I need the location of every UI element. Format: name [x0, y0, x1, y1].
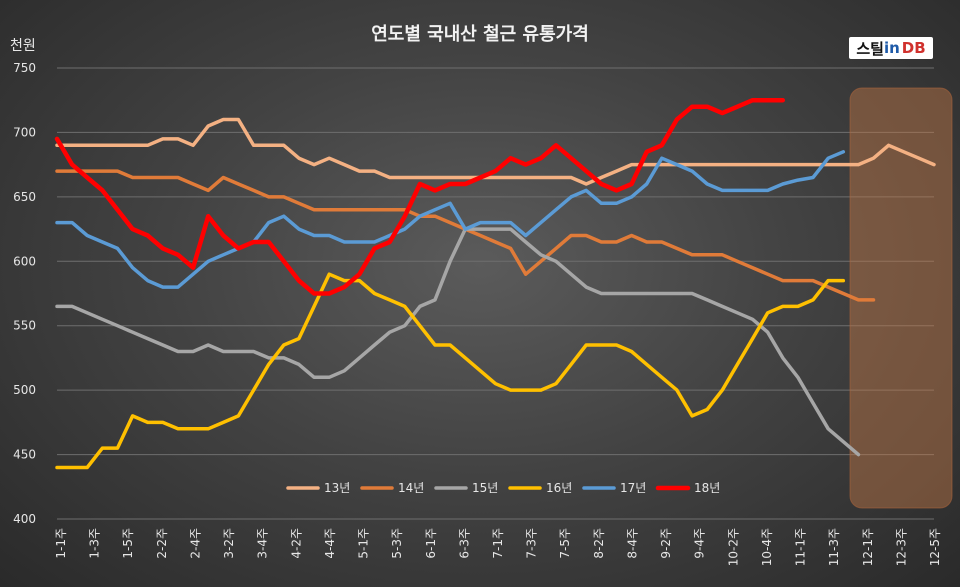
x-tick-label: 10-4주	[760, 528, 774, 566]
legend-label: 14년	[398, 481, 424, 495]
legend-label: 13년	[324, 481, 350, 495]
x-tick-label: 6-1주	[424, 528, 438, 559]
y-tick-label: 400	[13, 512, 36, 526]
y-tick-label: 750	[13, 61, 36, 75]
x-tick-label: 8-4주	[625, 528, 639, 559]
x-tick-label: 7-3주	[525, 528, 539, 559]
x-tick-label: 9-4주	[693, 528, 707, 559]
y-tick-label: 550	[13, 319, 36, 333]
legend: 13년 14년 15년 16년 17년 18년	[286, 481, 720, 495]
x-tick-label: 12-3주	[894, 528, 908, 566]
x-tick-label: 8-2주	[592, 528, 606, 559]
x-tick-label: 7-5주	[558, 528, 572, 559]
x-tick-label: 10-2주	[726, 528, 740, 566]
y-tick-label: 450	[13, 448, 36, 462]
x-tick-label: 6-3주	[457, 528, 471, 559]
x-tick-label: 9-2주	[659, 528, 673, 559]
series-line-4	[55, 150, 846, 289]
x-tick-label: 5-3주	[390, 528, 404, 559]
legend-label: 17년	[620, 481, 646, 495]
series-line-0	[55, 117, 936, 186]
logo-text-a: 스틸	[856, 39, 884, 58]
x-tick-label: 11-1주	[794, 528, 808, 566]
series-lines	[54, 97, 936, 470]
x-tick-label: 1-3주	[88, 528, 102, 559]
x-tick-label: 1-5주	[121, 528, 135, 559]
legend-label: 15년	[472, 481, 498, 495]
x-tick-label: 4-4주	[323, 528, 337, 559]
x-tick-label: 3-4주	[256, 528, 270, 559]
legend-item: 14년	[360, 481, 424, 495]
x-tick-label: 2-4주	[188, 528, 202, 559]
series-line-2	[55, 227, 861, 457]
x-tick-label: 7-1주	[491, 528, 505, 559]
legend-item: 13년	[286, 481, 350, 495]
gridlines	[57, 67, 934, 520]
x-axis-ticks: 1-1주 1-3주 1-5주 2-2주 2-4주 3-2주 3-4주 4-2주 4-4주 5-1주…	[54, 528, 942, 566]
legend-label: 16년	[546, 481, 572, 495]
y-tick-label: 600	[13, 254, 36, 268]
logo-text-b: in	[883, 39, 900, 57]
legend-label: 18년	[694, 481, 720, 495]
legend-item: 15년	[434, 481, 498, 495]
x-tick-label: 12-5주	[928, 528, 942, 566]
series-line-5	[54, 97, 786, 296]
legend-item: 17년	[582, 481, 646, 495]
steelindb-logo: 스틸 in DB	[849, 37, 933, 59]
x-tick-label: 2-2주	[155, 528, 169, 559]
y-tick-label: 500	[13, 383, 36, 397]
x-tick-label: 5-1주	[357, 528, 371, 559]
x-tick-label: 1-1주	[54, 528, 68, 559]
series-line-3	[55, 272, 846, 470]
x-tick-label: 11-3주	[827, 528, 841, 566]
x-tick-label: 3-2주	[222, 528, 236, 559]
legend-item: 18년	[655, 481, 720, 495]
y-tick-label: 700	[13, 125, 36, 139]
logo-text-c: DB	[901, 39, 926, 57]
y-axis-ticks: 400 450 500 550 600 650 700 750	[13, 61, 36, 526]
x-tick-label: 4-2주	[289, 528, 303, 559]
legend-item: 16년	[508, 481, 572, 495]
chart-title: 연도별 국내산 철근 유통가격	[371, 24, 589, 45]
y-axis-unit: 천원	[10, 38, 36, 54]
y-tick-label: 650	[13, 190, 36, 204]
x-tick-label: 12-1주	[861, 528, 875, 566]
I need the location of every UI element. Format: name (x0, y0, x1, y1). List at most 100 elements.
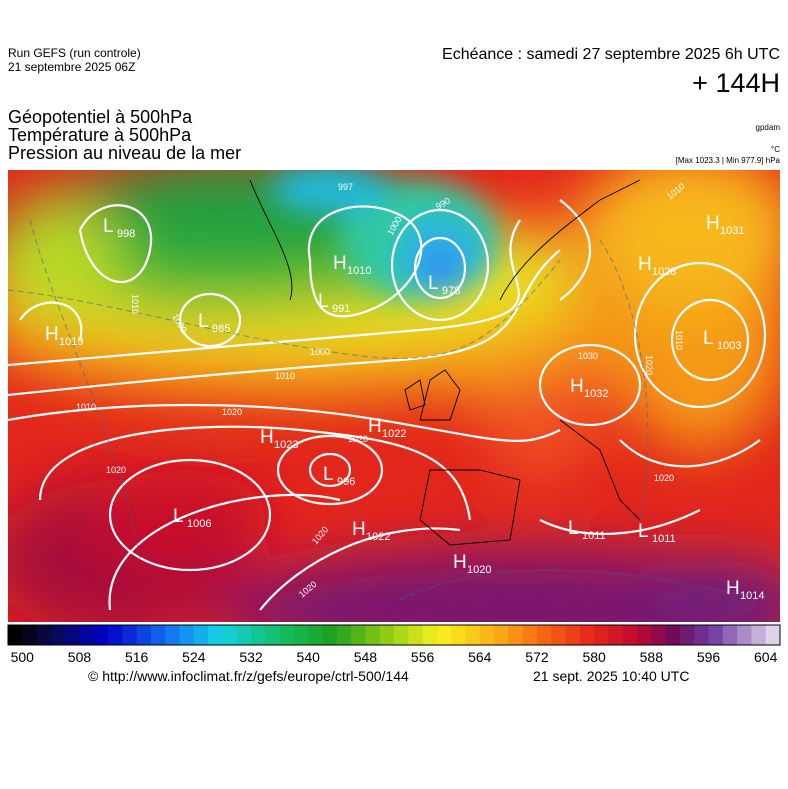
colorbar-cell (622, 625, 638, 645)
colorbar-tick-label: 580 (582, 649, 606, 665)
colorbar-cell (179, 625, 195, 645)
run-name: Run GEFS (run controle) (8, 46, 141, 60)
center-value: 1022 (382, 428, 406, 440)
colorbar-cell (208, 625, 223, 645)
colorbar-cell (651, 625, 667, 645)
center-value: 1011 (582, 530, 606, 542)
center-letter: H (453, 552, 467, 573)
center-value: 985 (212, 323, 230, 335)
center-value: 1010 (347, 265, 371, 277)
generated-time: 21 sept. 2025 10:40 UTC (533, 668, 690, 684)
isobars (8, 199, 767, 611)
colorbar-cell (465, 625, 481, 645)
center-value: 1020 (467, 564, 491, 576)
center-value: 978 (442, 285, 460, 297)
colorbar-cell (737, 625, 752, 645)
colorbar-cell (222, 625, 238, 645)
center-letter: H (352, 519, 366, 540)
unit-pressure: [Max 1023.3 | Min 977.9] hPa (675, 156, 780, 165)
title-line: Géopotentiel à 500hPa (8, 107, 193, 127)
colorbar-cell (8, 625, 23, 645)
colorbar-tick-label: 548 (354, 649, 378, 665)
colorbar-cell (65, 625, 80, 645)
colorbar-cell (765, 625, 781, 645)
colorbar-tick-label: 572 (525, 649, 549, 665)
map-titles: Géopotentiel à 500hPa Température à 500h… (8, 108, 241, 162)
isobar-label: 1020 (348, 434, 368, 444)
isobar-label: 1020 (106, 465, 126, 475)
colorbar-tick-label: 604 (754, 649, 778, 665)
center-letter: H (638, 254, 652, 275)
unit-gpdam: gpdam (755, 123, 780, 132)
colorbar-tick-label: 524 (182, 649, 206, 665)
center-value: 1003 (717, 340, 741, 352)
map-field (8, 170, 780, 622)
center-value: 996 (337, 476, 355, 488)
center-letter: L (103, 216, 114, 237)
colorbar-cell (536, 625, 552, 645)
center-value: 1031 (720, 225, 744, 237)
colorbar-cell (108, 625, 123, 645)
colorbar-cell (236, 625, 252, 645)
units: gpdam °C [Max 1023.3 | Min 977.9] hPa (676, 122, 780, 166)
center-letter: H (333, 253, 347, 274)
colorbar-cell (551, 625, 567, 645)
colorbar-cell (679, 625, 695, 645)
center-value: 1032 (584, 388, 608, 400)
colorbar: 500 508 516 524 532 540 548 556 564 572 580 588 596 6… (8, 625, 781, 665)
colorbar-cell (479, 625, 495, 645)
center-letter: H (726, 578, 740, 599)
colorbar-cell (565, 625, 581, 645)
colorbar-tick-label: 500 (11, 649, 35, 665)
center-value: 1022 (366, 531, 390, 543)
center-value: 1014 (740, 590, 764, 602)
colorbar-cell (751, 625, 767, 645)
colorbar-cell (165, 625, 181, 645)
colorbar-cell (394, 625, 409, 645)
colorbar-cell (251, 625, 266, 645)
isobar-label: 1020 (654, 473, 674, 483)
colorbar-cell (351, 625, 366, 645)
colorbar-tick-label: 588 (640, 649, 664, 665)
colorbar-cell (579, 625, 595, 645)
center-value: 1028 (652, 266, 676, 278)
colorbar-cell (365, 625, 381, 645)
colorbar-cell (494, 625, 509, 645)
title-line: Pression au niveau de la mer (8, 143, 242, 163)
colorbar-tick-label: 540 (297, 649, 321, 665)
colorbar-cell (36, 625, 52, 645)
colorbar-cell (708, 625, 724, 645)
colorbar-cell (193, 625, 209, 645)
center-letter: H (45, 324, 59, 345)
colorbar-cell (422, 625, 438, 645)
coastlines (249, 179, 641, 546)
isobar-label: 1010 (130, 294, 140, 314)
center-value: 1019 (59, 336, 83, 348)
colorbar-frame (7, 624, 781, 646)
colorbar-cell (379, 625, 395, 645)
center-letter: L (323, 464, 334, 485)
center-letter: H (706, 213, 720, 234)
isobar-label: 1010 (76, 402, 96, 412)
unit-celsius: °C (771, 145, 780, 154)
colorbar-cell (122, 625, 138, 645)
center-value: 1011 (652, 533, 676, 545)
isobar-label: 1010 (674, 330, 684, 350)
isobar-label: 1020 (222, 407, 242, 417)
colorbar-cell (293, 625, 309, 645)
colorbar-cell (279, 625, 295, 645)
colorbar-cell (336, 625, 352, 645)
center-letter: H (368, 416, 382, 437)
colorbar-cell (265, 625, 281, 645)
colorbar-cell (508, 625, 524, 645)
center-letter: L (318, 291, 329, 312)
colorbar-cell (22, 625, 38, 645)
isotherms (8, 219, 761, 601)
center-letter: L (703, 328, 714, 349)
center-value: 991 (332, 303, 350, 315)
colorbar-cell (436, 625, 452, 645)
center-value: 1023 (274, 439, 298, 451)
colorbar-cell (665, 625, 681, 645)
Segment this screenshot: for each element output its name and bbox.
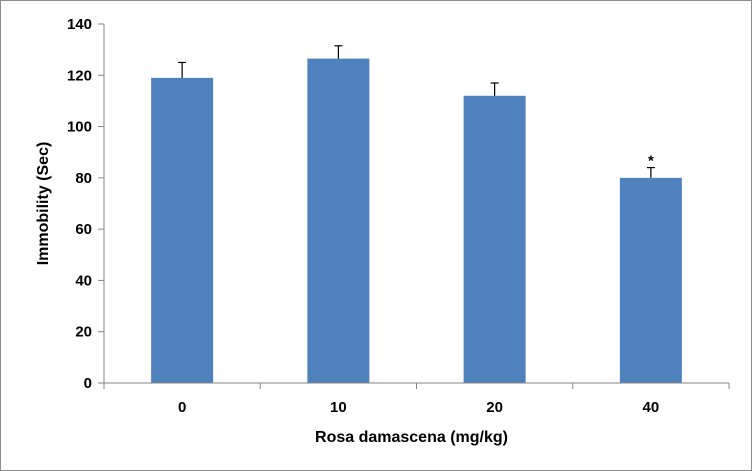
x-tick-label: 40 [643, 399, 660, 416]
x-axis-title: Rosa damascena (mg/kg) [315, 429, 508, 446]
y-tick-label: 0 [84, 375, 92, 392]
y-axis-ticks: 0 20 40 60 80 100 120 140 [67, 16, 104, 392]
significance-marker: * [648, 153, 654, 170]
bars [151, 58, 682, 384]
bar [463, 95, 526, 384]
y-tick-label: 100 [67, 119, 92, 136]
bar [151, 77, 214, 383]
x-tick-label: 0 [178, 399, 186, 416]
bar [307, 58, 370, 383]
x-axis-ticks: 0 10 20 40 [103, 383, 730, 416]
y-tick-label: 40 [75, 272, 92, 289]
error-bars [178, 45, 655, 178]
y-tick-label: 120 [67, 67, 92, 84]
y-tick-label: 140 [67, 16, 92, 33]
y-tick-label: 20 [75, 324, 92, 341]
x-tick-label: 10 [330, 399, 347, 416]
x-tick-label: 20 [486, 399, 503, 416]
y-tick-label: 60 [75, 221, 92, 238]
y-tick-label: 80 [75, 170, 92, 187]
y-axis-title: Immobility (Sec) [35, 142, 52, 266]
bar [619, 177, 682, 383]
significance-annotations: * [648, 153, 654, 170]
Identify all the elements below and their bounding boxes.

## Instruction
Can you pull out, word for word, the lines of the records above from the one with "528, 774, 566]" to the one with "528, 841, 566]", including both of those lines?

## Reply
x-tick-label: 10-4주	[760, 528, 774, 566]
legend-label: 14년	[398, 481, 424, 495]
legend-label: 13년	[324, 481, 350, 495]
x-tick-label: 6-1주	[424, 528, 438, 559]
y-tick-label: 400	[13, 512, 36, 526]
y-tick-label: 750	[13, 61, 36, 75]
x-tick-label: 8-4주	[625, 528, 639, 559]
x-tick-label: 7-3주	[525, 528, 539, 559]
x-tick-label: 9-4주	[693, 528, 707, 559]
y-tick-label: 550	[13, 319, 36, 333]
legend: 13년 14년 15년 16년 17년 18년	[286, 481, 720, 495]
x-tick-label: 12-3주	[894, 528, 908, 566]
x-tick-label: 8-2주	[592, 528, 606, 559]
x-tick-label: 7-5주	[558, 528, 572, 559]
x-tick-label: 10-2주	[726, 528, 740, 566]
y-tick-label: 450	[13, 448, 36, 462]
x-tick-label: 6-3주	[457, 528, 471, 559]
x-tick-label: 9-2주	[659, 528, 673, 559]
series-line-4	[55, 150, 846, 289]
x-tick-label: 5-3주	[390, 528, 404, 559]
legend-label: 17년	[620, 481, 646, 495]
series-line-0	[55, 117, 936, 186]
logo-text-a: 스틸	[856, 39, 884, 58]
x-tick-label: 11-1주	[794, 528, 808, 566]
series-lines	[54, 97, 936, 470]
x-tick-label: 1-3주	[88, 528, 102, 559]
x-tick-label: 1-5주	[121, 528, 135, 559]
legend-label: 15년	[472, 481, 498, 495]
x-tick-label: 4-4주	[323, 528, 337, 559]
x-tick-label: 3-4주	[256, 528, 270, 559]
legend-item: 14년	[360, 481, 424, 495]
x-tick-label: 2-4주	[188, 528, 202, 559]
series-line-2	[55, 227, 861, 457]
x-tick-label: 7-1주	[491, 528, 505, 559]
legend-item: 13년	[286, 481, 350, 495]
gridlines	[57, 67, 934, 520]
x-axis-ticks: 1-1주 1-3주 1-5주 2-2주 2-4주 3-2주 3-4주 4-2주 4-4주 5-1주…	[54, 528, 942, 566]
legend-label: 16년	[546, 481, 572, 495]
y-tick-label: 600	[13, 254, 36, 268]
logo-text-b: in	[883, 39, 900, 57]
legend-label: 18년	[694, 481, 720, 495]
legend-item: 15년	[434, 481, 498, 495]
x-tick-label: 12-5주	[928, 528, 942, 566]
series-line-5	[54, 97, 786, 296]
legend-item: 17년	[582, 481, 646, 495]
steelindb-logo: 스틸 in DB	[849, 37, 933, 59]
x-tick-label: 2-2주	[155, 528, 169, 559]
y-tick-label: 500	[13, 383, 36, 397]
x-tick-label: 5-1주	[357, 528, 371, 559]
x-tick-label: 1-1주	[54, 528, 68, 559]
series-line-3	[55, 272, 846, 470]
x-tick-label: 11-3주	[827, 528, 841, 566]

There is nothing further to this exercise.